- _Stated task_
Extract all lines that hold "Local" from the records below.

[Figure collection entries]
#####
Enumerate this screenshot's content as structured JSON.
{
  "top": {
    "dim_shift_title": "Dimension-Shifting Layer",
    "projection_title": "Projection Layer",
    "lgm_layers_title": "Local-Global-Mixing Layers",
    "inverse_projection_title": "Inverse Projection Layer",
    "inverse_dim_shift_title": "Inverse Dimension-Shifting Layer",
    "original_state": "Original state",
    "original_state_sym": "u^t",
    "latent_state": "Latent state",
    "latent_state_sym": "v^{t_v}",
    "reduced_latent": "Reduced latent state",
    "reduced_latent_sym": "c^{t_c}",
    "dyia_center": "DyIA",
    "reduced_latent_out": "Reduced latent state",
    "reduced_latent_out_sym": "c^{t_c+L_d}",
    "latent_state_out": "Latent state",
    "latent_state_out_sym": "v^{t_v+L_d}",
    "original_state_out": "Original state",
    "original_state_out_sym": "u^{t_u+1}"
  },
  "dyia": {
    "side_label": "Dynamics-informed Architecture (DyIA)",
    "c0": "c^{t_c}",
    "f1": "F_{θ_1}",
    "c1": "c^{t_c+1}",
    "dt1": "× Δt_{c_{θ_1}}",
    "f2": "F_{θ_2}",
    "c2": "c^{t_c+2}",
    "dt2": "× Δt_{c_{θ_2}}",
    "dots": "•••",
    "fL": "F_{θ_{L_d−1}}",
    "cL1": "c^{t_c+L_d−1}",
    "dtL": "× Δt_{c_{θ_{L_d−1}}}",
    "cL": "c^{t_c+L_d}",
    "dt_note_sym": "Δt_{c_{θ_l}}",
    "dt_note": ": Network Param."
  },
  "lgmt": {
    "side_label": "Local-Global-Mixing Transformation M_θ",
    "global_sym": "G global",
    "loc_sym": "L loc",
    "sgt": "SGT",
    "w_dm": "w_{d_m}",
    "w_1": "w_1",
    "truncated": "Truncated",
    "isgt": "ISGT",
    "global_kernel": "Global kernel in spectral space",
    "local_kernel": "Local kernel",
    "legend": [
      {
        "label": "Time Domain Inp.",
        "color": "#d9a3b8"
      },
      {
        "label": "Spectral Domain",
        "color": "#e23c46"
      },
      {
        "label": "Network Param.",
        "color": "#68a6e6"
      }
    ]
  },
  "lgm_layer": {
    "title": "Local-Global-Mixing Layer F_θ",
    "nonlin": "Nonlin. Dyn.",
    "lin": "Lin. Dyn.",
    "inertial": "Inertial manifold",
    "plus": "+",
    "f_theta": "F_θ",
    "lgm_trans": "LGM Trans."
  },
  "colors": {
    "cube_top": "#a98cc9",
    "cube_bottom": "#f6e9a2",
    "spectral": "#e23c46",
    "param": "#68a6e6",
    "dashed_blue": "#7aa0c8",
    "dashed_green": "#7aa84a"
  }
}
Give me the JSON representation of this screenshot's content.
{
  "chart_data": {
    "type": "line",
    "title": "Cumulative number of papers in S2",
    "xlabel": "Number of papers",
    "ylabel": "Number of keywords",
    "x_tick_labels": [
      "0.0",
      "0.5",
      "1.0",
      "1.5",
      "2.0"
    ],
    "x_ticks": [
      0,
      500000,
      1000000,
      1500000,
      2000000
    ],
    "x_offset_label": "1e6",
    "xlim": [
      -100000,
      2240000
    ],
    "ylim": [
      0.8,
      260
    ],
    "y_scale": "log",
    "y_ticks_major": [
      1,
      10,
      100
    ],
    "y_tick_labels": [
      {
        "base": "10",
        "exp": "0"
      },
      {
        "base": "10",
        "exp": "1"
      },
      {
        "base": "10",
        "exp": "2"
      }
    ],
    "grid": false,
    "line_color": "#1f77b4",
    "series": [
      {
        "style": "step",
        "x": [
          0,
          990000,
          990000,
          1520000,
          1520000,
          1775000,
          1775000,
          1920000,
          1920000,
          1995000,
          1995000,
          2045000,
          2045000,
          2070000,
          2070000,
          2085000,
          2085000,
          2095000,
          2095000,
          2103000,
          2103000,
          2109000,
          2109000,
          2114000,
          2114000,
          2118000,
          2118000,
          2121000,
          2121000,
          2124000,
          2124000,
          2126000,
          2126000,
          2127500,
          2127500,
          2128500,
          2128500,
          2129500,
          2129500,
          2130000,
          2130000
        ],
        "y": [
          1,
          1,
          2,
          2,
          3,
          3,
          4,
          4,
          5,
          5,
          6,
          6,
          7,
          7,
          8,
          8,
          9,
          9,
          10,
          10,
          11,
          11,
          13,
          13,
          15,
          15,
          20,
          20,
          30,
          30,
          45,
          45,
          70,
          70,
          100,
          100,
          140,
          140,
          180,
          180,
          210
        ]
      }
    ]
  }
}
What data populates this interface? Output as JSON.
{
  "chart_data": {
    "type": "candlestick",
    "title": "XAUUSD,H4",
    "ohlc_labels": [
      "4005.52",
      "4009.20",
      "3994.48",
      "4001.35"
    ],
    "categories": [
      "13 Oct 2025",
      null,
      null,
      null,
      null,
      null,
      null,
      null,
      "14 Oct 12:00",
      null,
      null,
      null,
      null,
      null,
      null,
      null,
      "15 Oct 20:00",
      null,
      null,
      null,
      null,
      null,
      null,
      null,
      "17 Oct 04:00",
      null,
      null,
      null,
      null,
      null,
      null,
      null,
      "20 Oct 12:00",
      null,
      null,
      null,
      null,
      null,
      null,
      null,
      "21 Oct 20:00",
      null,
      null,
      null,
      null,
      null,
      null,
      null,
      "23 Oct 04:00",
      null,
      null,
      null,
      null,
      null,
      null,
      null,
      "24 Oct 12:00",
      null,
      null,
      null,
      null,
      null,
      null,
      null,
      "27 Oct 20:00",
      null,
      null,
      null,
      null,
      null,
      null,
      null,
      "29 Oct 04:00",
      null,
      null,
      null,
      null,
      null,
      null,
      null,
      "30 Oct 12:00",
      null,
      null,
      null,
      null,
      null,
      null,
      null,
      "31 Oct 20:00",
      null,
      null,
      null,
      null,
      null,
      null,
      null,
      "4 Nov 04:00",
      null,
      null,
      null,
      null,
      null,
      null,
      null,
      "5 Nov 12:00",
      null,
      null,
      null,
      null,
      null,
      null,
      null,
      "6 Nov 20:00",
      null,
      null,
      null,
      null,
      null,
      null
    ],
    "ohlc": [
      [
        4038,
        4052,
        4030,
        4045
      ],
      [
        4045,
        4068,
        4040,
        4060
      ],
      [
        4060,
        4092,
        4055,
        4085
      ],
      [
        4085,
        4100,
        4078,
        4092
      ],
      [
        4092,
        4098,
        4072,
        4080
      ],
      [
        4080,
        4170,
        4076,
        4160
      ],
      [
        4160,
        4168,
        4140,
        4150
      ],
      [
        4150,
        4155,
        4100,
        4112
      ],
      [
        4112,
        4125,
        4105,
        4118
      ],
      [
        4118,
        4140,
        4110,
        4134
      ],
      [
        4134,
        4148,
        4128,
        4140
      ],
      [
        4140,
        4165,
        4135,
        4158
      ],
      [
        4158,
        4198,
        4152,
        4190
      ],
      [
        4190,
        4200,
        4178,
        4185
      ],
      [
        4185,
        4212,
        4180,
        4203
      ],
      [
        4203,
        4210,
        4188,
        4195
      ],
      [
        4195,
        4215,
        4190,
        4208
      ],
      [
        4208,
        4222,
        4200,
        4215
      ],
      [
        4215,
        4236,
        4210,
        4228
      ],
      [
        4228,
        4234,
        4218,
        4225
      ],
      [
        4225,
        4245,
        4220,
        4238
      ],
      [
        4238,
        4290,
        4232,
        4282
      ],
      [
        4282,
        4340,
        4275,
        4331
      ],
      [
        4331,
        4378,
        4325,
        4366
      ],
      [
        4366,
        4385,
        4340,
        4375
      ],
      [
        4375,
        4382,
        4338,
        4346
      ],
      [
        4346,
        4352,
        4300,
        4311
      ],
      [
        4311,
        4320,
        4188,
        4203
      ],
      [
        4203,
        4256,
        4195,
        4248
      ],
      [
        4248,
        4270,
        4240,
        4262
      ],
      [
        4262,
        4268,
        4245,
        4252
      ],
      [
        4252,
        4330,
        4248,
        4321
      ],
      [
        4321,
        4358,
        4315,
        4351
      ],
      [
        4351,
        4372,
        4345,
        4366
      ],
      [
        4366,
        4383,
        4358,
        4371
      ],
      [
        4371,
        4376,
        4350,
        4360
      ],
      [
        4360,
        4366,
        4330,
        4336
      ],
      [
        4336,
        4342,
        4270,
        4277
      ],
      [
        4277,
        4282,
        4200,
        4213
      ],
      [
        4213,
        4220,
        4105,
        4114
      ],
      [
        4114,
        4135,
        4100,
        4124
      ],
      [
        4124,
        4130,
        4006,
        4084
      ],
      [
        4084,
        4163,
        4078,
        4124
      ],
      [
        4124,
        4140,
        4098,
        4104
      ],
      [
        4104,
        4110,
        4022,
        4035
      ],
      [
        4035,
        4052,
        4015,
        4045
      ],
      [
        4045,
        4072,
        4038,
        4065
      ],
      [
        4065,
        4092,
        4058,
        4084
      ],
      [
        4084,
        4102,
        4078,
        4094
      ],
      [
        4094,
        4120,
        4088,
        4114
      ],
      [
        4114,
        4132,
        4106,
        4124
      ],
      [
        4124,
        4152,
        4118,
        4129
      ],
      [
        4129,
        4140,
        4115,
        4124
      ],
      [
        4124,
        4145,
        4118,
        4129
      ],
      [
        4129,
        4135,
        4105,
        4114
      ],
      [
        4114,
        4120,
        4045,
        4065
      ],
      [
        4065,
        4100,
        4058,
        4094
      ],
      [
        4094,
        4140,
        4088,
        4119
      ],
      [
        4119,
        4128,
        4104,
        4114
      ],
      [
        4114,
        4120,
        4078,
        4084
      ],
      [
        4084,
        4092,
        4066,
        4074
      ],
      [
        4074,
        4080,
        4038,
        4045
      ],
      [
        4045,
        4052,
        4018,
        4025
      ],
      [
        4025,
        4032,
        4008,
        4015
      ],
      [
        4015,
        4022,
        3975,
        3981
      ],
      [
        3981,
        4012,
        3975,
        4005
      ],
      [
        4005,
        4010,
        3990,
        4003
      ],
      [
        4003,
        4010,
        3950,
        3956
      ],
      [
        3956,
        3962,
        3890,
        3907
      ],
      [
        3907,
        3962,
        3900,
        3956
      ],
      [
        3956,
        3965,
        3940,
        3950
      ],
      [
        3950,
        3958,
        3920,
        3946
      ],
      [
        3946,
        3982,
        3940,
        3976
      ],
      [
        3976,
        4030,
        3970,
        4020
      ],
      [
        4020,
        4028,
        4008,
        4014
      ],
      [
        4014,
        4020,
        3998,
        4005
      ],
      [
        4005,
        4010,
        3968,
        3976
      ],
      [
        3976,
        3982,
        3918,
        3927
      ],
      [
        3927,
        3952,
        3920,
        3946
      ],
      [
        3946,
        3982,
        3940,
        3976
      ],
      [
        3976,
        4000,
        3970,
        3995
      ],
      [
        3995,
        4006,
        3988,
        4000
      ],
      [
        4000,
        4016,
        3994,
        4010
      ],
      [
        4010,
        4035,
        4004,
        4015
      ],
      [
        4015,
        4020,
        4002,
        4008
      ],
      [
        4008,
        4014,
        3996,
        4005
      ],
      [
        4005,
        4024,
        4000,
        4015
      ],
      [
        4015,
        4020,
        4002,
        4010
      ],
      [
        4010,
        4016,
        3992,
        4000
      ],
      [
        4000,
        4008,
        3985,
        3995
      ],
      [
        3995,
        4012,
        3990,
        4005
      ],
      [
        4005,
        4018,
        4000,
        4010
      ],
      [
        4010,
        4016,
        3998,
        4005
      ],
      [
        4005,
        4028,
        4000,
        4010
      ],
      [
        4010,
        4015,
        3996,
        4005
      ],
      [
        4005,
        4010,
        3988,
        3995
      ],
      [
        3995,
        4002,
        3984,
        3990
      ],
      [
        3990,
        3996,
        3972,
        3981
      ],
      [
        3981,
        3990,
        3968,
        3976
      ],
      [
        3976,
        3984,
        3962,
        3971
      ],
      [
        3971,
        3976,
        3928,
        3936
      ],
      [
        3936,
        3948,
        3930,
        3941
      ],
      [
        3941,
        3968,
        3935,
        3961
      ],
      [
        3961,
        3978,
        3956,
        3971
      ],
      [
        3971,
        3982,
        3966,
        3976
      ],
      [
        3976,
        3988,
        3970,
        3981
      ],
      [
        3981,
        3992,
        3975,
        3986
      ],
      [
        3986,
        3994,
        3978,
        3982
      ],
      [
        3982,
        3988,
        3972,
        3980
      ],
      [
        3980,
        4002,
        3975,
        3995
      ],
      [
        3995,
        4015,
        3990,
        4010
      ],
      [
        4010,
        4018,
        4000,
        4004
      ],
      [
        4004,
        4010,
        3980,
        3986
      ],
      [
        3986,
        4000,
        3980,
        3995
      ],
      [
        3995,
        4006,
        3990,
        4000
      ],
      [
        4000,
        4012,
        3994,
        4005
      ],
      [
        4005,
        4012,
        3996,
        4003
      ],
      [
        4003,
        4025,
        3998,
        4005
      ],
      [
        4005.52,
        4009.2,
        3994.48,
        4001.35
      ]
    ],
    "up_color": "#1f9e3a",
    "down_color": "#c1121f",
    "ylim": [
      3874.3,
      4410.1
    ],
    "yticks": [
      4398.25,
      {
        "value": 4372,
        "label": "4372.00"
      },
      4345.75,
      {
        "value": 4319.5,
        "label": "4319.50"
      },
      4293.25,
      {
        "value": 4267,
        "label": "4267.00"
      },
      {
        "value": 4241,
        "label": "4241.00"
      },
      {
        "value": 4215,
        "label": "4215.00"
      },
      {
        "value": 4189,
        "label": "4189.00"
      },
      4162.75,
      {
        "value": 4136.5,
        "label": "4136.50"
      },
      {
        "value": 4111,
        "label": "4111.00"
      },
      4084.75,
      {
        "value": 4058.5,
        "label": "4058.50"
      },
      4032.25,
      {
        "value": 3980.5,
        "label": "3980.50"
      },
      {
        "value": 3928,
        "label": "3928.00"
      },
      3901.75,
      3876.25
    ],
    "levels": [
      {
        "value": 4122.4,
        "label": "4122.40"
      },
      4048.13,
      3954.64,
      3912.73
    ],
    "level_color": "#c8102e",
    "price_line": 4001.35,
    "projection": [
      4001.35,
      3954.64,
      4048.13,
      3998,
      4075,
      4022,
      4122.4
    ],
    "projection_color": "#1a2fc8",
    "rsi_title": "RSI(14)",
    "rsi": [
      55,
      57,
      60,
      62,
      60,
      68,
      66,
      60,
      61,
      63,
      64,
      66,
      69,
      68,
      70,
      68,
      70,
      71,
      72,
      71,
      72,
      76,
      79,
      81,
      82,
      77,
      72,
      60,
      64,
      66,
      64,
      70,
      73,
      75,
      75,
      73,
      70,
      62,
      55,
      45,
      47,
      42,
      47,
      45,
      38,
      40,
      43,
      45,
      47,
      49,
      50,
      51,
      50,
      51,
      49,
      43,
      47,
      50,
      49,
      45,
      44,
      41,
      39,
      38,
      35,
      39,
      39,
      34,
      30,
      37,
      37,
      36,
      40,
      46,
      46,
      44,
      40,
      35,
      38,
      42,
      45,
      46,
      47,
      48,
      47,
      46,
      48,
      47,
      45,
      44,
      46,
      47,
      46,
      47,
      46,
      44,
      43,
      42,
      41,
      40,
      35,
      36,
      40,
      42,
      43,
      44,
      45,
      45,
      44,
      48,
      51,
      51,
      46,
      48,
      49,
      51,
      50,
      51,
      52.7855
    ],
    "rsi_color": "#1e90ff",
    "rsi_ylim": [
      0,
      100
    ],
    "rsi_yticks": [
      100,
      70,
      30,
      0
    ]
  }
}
#####
- _Result_
    "lgm_layers_title": "Local-Global-Mixing Layers",
    "side_label": "Local-Global-Mixing Transformation M_θ",
    "local_kernel": "Local kernel",
    "title": "Local-Global-Mixing Layer F_θ",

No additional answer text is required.